| INSTRUCTION |
State the number of lines that hold the string "股东人数较少或者规模较小的有限责任公司", with nothing added.
══════════════════════════════
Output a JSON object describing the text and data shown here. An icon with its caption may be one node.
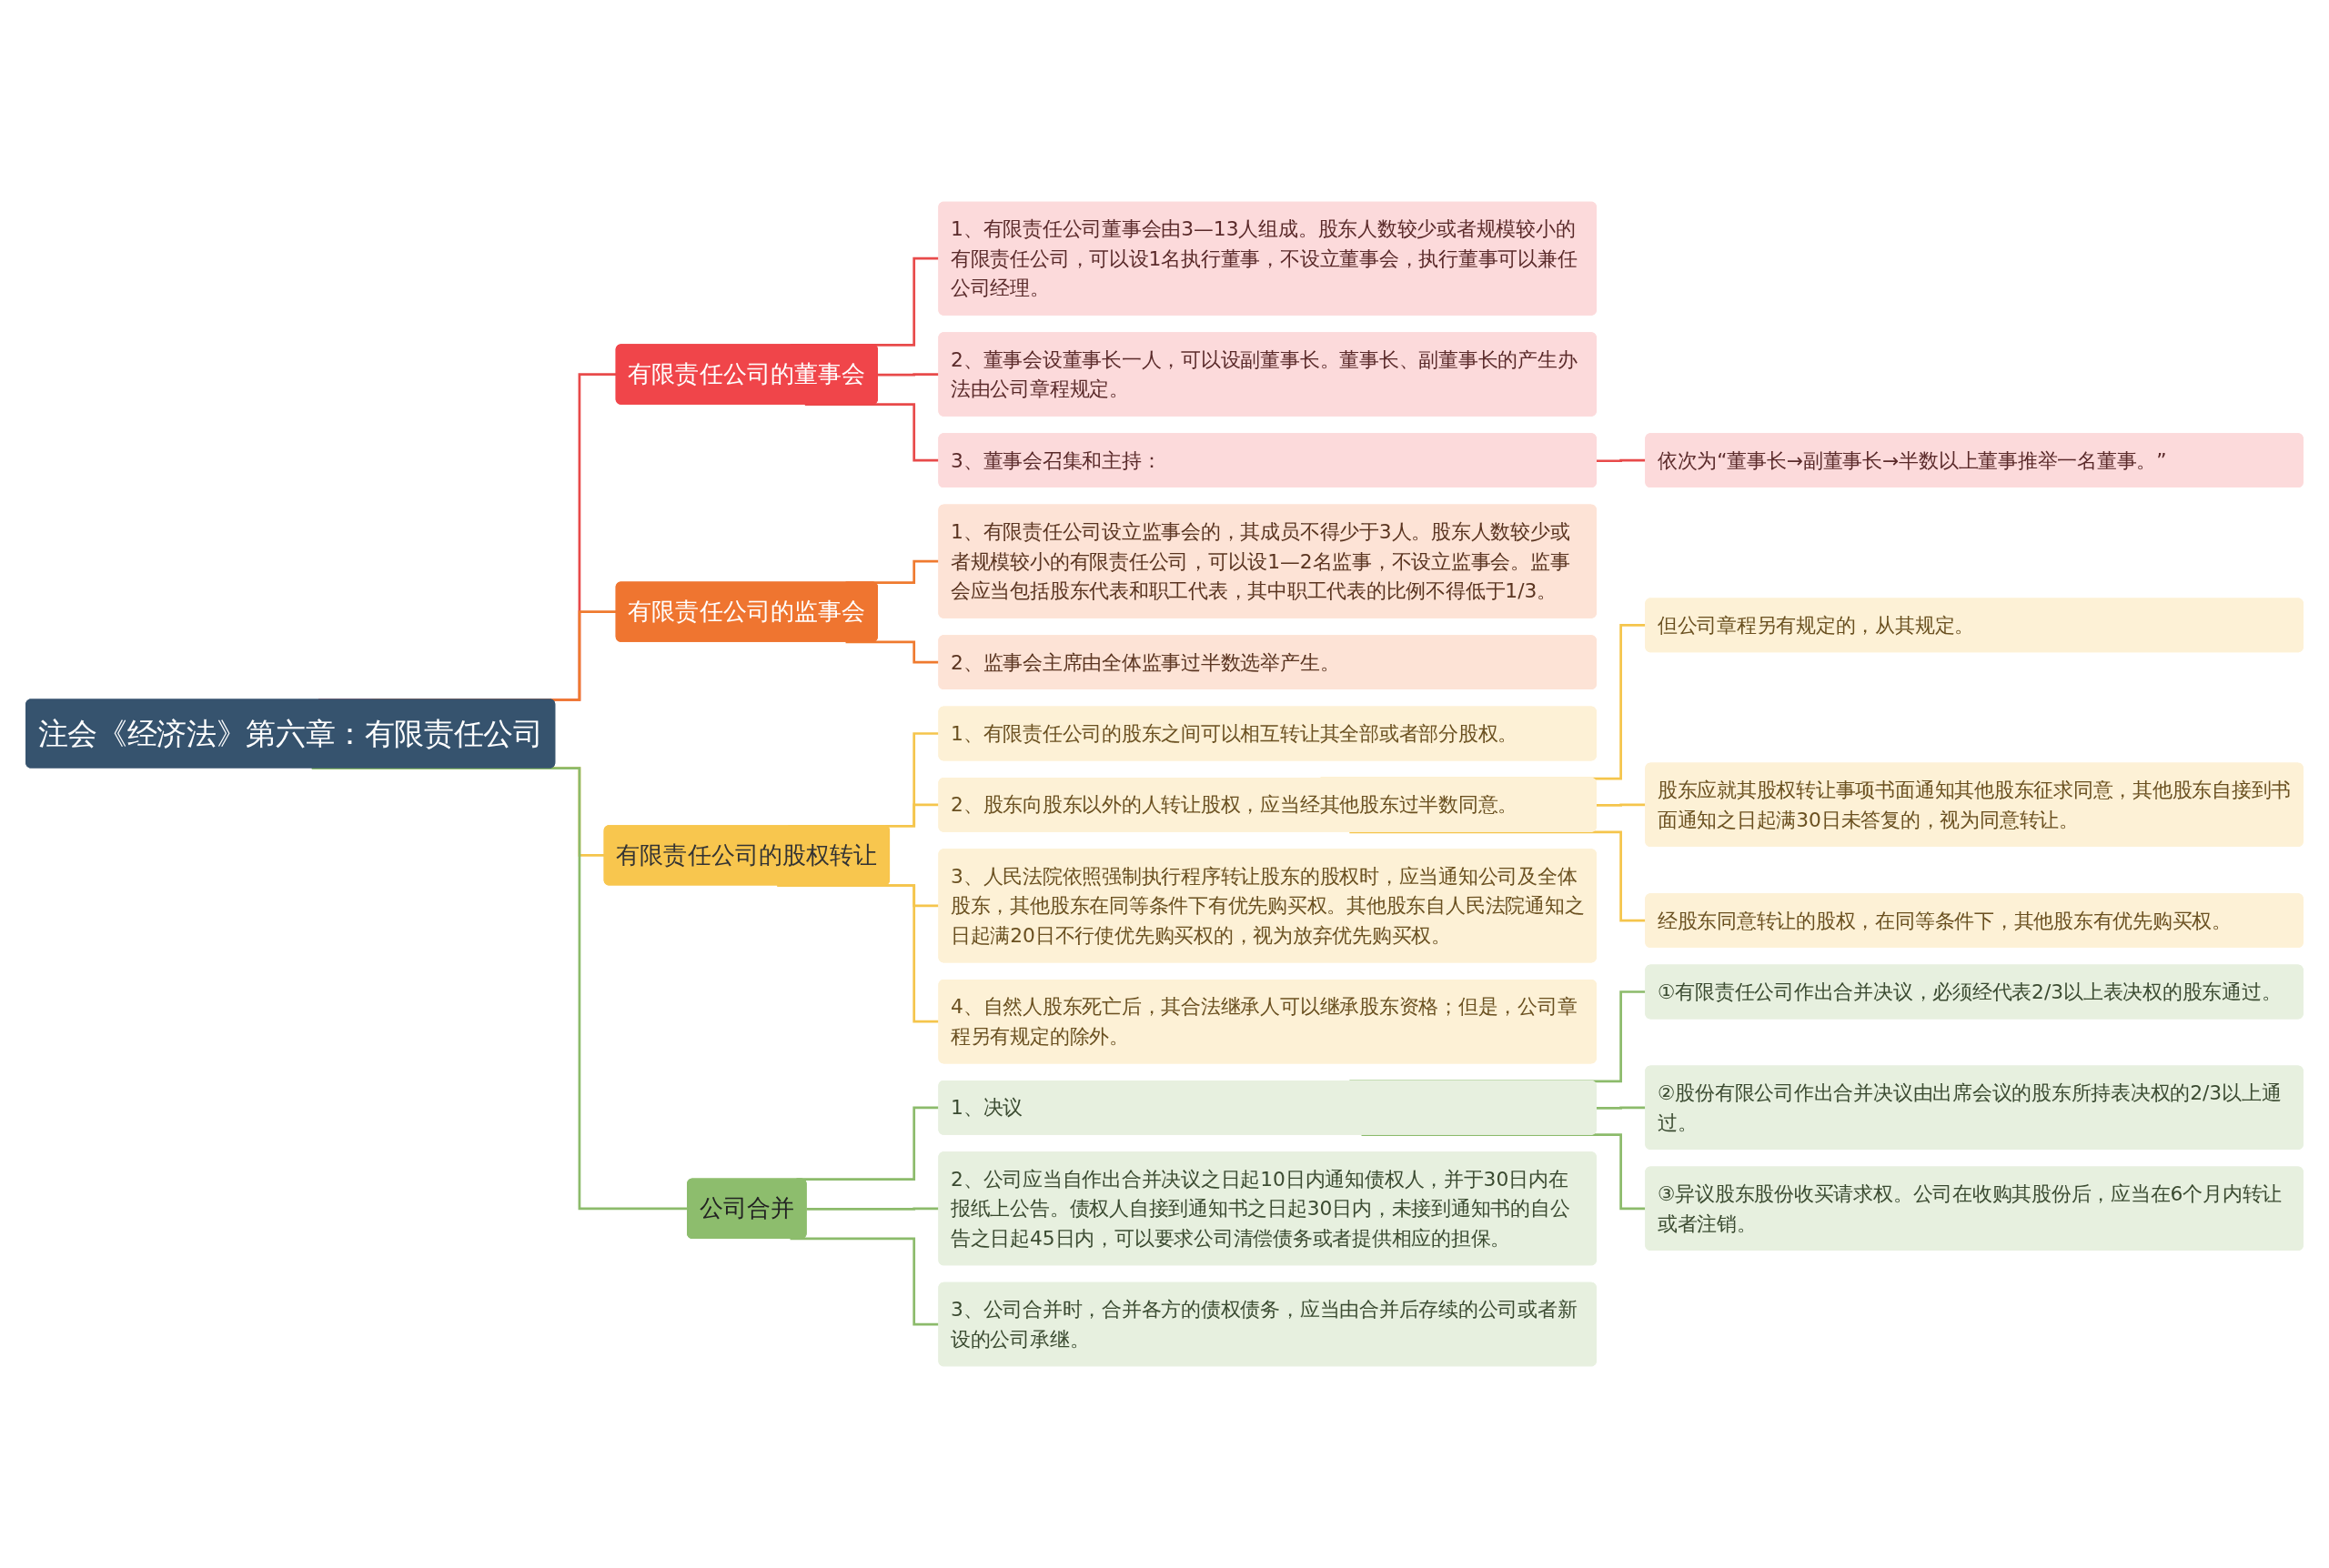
{
  "diagram": {
    "nodes": [
      {
        "text": [
          "注会《经济法》第六章：有限责任公司"
        ]
      },
      {
        "text": [
          "有限责任公司的董事会"
        ]
      },
      {
        "text": [
          "1、有限责任公司董事会由3—13人组成。股东人数较少或者规模较小的有限责任公司，可以设1名执行董事，不设立董事会，执行董事可以兼任公司经理。"
        ]
      },
      {
        "text": [
          "2、董事会设董事长一人，可以设副董事长。董事长、副董事长的产生办法由公司章程规定。"
        ]
      },
      {
        "text": [
          "3、董事会召集和主持："
        ]
      },
      {
        "text": [
          "依次为“董事长→副董事长→半数以上董事推举一名董事。”"
        ]
      },
      {
        "text": [
          "有限责任公司的监事会"
        ]
      },
      {
        "text": [
          "1、有限责任公司设立监事会的，其成员不得少于3人。股东人数较少或者规模较小的有限责任公司，可以设1—2名监事，不设立监事会。监事会应当包括股东代表和职工代表，其中职工代表的比例不得低于1/3。"
        ]
      },
      {
        "text": [
          "2、监事会主席由全体监事过半数选举产生。"
        ]
      },
      {
        "text": [
          "有限责任公司的股权转让"
        ]
      },
      {
        "text": [
          "1、有限责任公司的股东之间可以相互转让其全部或者部分股权。"
        ]
      },
      {
        "text": [
          "2、股东向股东以外的人转让股权，应当经其他股东过半数同意。"
        ]
      },
      {
        "text": [
          "但公司章程另有规定的，从其规定。"
        ]
      },
      {
        "text": [
          "股东应就其股权转让事项书面通知其他股东征求同意，其他股东自接到书面通知之日起满30日未答复的，视为同意转让。"
        ]
      },
      {
        "text": [
          "经股东同意转让的股权，在同等条件下，其他股东有优先购买权。"
        ]
      },
      {
        "text": [
          "3、人民法院依照强制执行程序转让股东的股权时，应当通知公司及全体股东，其他股东在同等条件下有优先购买权。其他股东自人民法院通知之日起满20日不行使优先购买权的，视为放弃优先购买权。"
        ]
      },
      {
        "text": [
          "4、自然人股东死亡后，其合法继承人可以继承股东资格；但是，公司章程另有规定的除外。"
        ]
      },
      {
        "text": [
          "公司合并"
        ]
      },
      {
        "text": [
          "1、决议"
        ]
      },
      {
        "text": [
          "①有限责任公司作出合并决议，必须经代表2/3以上表决权的股东通过。"
        ]
      },
      {
        "text": [
          "②股份有限公司作出合并决议由出席会议的股东所持表决权的2/3以上通过。"
        ]
      },
      {
        "text": [
          "③异议股东股份收买请求权。公司在收购其股份后，应当在6个月内转让或者注销。"
        ]
      },
      {
        "text": [
          "2、公司应当自作出合并决议之日起10日内通知债权人，并于30日内在报纸上公告。债权人自接到通知书之日起30日内，未接到通知书的自公告之日起45日内，可以要求公司清偿债务或者提供相应的担保。"
        ]
      },
      {
        "text": [
          "3、公司合并时，合并各方的债权债务，应当由合并后存续的公司或者新设的公司承继。"
        ]
      }
    ],
    "edges": [
      {
        "from": 0,
        "to": 1,
        "arrow": "none",
        "color": "#e84a4a"
      },
      {
        "from": 1,
        "to": 2,
        "arrow": "none",
        "color": "#e84a4a"
      },
      {
        "from": 1,
        "to": 3,
        "arrow": "none",
        "color": "#e84a4a"
      },
      {
        "from": 1,
        "to": 4,
        "arrow": "none",
        "color": "#e84a4a"
      },
      {
        "from": 4,
        "to": 5,
        "arrow": "none",
        "color": "#e84a4a"
      },
      {
        "from": 0,
        "to": 6,
        "arrow": "none",
        "color": "#ef7a2f"
      },
      {
        "from": 6,
        "to": 7,
        "arrow": "none",
        "color": "#ef7a2f"
      },
      {
        "from": 6,
        "to": 8,
        "arrow": "none",
        "color": "#ef7a2f"
      },
      {
        "from": 0,
        "to": 9,
        "arrow": "none"
      },
      {
        "from": 9,
        "to": 10,
        "arrow": "none"
      },
      {
        "from": 9,
        "to": 11,
        "arrow": "none"
      },
      {
        "from": 11,
        "to": 12,
        "arrow": "none"
      },
      {
        "from": 11,
        "to": 13,
        "arrow": "none"
      },
      {
        "from": 11,
        "to": 14,
        "arrow": "none"
      },
      {
        "from": 9,
        "to": 15,
        "arrow": "none"
      },
      {
        "from": 9,
        "to": 16,
        "arrow": "none"
      },
      {
        "from": 0,
        "to": 17,
        "arrow": "none",
        "color": "#8cbb6b"
      },
      {
        "from": 17,
        "to": 18,
        "arrow": "none",
        "color": "#8cbb6b"
      },
      {
        "from": 18,
        "to": 19,
        "arrow": "none",
        "color": "#8cbb6b"
      },
      {
        "from": 18,
        "to": 20,
        "arrow": "none",
        "color": "#8cbb6b"
      },
      {
        "from": 18,
        "to": 21,
        "arrow": "none",
        "color": "#8cbb6b"
      },
      {
        "from": 17,
        "to": 22,
        "arrow": "none",
        "color": "#8cbb6b"
      },
      {
        "from": 17,
        "to": 23,
        "arrow": "none",
        "color": "#8cbb6b"
      }
    ]
  }
}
══════════════════════════════
| ANSWER TO THE TASK |
2